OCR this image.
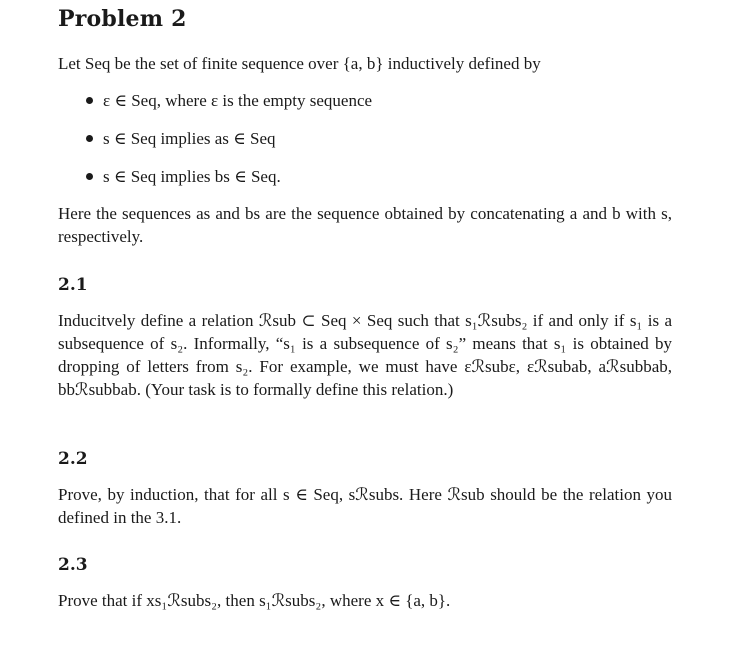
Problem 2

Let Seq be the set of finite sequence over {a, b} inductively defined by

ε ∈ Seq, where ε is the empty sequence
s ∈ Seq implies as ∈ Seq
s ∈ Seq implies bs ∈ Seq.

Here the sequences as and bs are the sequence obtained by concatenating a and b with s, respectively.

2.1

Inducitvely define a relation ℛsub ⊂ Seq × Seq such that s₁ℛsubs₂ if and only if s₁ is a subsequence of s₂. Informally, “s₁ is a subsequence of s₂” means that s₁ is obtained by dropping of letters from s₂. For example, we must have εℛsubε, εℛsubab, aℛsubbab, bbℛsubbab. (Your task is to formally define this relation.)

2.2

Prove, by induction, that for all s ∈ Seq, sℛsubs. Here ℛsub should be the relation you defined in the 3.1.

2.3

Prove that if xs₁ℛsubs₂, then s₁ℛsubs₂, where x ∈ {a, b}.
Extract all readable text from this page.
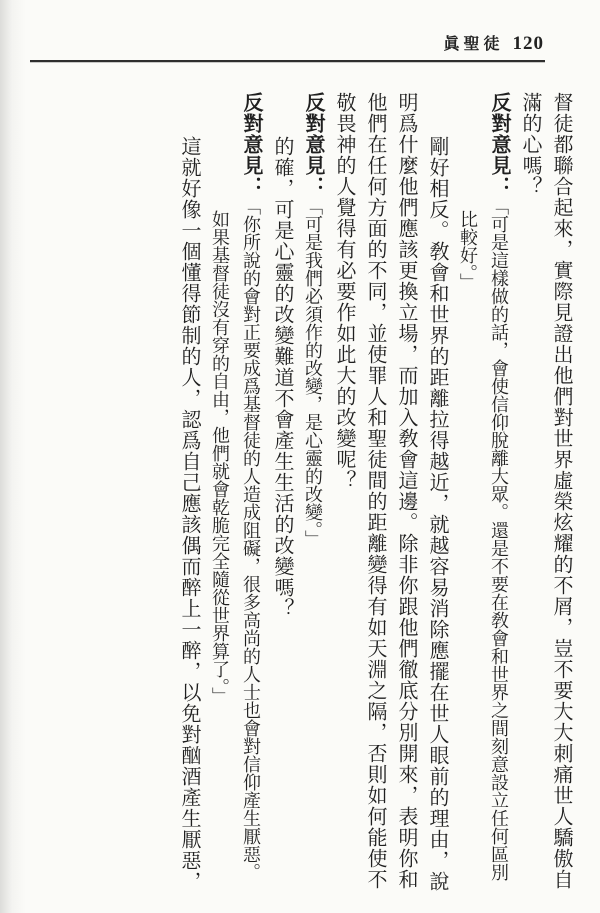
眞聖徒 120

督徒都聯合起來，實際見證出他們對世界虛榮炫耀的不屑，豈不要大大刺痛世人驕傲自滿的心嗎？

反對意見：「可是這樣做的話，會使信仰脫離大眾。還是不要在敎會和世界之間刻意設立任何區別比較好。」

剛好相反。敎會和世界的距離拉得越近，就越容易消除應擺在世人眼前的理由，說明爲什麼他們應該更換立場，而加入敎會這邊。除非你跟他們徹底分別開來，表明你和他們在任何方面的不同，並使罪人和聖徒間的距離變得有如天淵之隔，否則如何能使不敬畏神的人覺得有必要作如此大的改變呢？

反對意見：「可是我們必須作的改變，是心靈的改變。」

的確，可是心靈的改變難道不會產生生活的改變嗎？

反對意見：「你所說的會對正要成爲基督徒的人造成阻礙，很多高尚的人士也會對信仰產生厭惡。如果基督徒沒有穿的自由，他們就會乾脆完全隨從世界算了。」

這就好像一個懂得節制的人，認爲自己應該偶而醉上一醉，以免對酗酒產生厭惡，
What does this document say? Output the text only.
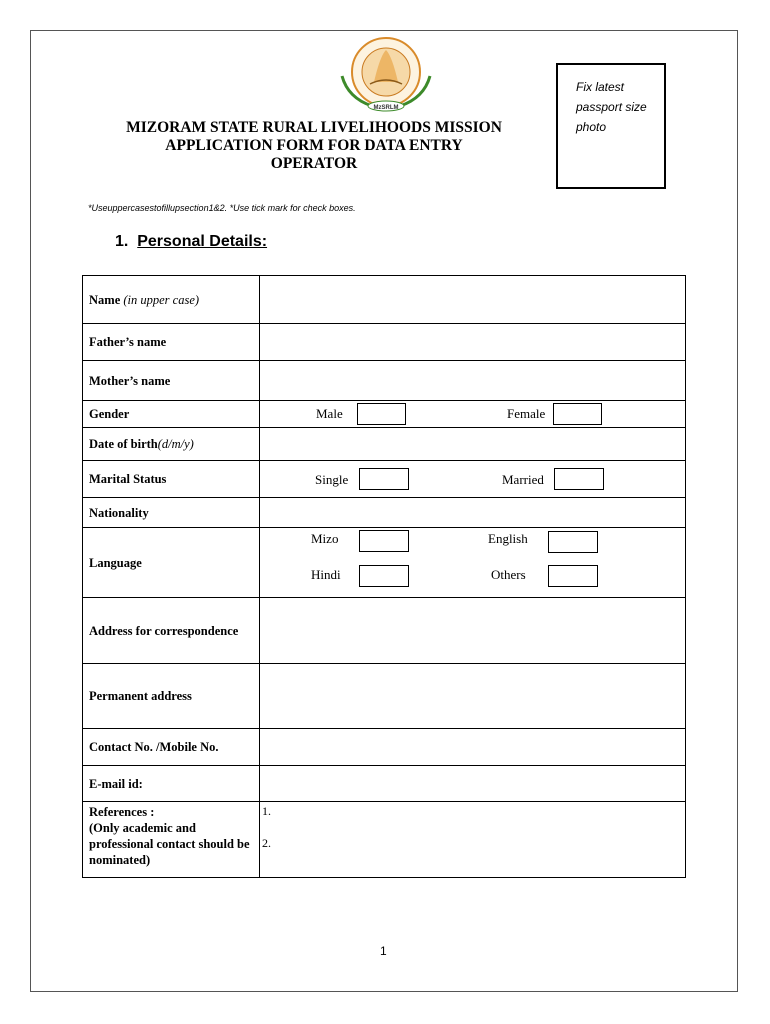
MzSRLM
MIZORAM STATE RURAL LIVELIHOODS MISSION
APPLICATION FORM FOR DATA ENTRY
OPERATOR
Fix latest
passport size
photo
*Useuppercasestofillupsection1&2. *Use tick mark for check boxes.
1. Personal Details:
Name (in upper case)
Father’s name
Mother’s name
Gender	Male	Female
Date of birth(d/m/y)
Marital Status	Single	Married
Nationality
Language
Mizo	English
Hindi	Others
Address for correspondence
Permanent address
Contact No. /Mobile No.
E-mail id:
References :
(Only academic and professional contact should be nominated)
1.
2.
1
########################################
Task - Omit the pictures, then output the rest of the listing exactly.

Task solution -
OCR this image.
Problem 2

Let Seq be the set of finite sequence over {a, b} inductively defined by

ε ∈ Seq, where ε is the empty sequence
s ∈ Seq implies as ∈ Seq
s ∈ Seq implies bs ∈ Seq.

Here the sequences as and bs are the sequence obtained by concatenating a and b with s, respectively.

2.1

Inducitvely define a relation ℛsub ⊂ Seq × Seq such that s₁ℛsubs₂ if and only if s₁ is a subsequence of s₂. Informally, “s₁ is a subsequence of s₂” means that s₁ is obtained by dropping of letters from s₂. For example, we must have εℛsubε, εℛsubab, aℛsubbab, bbℛsubbab. (Your task is to formally define this relation.)

2.2

Prove, by induction, that for all s ∈ Seq, sℛsubs. Here ℛsub should be the relation you defined in the 3.1.

2.3

Prove that if xs₁ℛsubs₂, then s₁ℛsubs₂, where x ∈ {a, b}.
Extract all readable text from this page.
眞聖徒 120

督徒都聯合起來，實際見證出他們對世界虛榮炫耀的不屑，豈不要大大刺痛世人驕傲自滿的心嗎？

反對意見：「可是這樣做的話，會使信仰脫離大眾。還是不要在敎會和世界之間刻意設立任何區別比較好。」

剛好相反。敎會和世界的距離拉得越近，就越容易消除應擺在世人眼前的理由，說明爲什麼他們應該更換立場，而加入敎會這邊。除非你跟他們徹底分別開來，表明你和他們在任何方面的不同，並使罪人和聖徒間的距離變得有如天淵之隔，否則如何能使不敬畏神的人覺得有必要作如此大的改變呢？

反對意見：「可是我們必須作的改變，是心靈的改變。」

的確，可是心靈的改變難道不會產生生活的改變嗎？

反對意見：「你所說的會對正要成爲基督徒的人造成阻礙，很多高尚的人士也會對信仰產生厭惡。如果基督徒沒有穿的自由，他們就會乾脆完全隨從世界算了。」

這就好像一個懂得節制的人，認爲自己應該偶而醉上一醉，以免對酗酒產生厭惡，
What does this document say? Output the text only.
MzSRLM
MIZORAM STATE RURAL LIVELIHOODS MISSION
APPLICATION FORM FOR DATA ENTRY
OPERATOR
Fix latest
passport size
photo
*Useuppercasestofillupsection1&2. *Use tick mark for check boxes.
1. Personal Details:
Name (in upper case)
Father’s name
Mother’s name
Gender	Male	Female
Date of birth(d/m/y)
Marital Status	Single	Married
Nationality
Language
Mizo	English
Hindi	Others
Address for correspondence
Permanent address
Contact No. /Mobile No.
E-mail id:
References :
(Only academic and professional contact should be nominated)
1.
2.
1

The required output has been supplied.